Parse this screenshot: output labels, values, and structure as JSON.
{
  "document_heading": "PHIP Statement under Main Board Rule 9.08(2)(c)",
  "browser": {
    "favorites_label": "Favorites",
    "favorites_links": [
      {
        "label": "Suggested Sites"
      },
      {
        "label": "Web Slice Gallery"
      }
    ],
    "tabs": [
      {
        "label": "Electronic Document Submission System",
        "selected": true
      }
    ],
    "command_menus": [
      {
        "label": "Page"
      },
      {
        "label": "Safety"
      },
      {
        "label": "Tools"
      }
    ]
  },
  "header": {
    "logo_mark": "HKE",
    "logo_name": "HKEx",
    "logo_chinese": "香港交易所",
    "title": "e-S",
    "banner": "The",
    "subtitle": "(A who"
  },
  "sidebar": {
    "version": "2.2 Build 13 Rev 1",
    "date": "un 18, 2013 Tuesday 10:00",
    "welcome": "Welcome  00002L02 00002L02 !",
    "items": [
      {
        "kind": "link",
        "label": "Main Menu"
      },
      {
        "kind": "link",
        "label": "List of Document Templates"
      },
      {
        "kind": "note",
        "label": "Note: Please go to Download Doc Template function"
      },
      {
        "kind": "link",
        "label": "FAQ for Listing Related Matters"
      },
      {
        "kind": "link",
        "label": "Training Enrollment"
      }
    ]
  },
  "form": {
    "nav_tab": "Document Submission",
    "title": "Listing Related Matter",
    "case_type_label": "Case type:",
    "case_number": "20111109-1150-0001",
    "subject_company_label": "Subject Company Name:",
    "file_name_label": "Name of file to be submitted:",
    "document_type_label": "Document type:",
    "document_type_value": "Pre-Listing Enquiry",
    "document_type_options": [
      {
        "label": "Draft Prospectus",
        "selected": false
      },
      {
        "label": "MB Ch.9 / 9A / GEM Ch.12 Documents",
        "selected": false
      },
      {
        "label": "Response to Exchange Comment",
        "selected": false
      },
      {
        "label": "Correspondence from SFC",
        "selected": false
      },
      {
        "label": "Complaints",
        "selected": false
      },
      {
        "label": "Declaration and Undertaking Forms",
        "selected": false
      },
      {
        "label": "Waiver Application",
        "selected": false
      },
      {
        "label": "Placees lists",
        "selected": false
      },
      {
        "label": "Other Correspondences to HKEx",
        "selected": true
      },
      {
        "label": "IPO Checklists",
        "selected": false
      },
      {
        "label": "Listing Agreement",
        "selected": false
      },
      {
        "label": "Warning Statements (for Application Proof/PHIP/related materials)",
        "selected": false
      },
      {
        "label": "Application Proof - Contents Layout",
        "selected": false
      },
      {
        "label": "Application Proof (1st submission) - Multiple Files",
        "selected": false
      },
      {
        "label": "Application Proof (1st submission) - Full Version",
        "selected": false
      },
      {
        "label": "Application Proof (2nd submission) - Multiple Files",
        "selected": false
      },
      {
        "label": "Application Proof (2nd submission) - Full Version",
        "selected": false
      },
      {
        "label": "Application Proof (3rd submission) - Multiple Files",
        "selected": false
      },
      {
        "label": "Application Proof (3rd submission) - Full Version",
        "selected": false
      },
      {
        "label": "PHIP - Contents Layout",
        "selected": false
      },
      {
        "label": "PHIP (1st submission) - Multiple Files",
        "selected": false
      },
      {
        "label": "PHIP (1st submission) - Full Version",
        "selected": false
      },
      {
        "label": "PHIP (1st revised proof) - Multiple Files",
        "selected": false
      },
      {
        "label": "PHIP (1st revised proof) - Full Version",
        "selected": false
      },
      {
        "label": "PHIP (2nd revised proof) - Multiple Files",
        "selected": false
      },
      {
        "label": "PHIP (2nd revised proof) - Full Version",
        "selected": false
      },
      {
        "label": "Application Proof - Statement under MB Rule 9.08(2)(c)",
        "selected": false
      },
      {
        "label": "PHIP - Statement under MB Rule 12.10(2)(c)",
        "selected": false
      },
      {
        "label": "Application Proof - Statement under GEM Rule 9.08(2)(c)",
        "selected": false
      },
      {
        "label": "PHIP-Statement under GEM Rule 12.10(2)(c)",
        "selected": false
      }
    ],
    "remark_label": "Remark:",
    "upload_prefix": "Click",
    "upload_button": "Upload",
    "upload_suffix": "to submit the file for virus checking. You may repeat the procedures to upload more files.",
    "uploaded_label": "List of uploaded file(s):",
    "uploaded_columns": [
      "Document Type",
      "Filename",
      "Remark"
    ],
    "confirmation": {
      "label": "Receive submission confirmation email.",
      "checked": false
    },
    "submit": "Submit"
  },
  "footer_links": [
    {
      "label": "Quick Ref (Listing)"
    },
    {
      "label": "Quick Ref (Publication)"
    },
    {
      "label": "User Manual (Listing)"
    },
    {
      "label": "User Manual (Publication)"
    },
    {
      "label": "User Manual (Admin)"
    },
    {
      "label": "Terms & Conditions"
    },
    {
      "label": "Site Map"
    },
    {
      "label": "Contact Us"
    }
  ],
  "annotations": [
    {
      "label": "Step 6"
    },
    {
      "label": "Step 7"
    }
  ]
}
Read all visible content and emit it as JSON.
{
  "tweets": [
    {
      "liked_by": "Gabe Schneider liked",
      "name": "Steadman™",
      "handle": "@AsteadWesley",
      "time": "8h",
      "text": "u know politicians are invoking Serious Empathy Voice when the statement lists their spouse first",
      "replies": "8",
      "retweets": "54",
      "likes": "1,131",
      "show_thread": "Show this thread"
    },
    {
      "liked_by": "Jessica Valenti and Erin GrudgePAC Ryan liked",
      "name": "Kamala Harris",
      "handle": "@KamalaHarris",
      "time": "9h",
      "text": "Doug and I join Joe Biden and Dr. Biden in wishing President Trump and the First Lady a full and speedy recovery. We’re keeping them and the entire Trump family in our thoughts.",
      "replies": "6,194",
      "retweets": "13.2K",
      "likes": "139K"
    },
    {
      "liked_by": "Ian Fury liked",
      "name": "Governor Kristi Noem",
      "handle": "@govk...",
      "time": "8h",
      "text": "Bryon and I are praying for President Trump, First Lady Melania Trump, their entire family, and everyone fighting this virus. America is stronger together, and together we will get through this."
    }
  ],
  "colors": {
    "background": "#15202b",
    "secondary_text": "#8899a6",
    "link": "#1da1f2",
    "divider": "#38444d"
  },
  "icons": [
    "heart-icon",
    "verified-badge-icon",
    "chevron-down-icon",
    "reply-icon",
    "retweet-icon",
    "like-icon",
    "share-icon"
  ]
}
==============================
▸ **Exercise goal**: Copy, from the material above, each line in which the string "family" occurs.

▸ **Reply**:
      "text": "Doug and I join Joe Biden and Dr. Biden in wishing President Trump and the First Lady a full and speedy recovery. We’re keeping them and the entire Trump family in our thoughts.",
      "text": "Bryon and I are praying for President Trump, First Lady Melania Trump, their entire family, and everyone fighting this virus. America is stronger together, and together we will get through this."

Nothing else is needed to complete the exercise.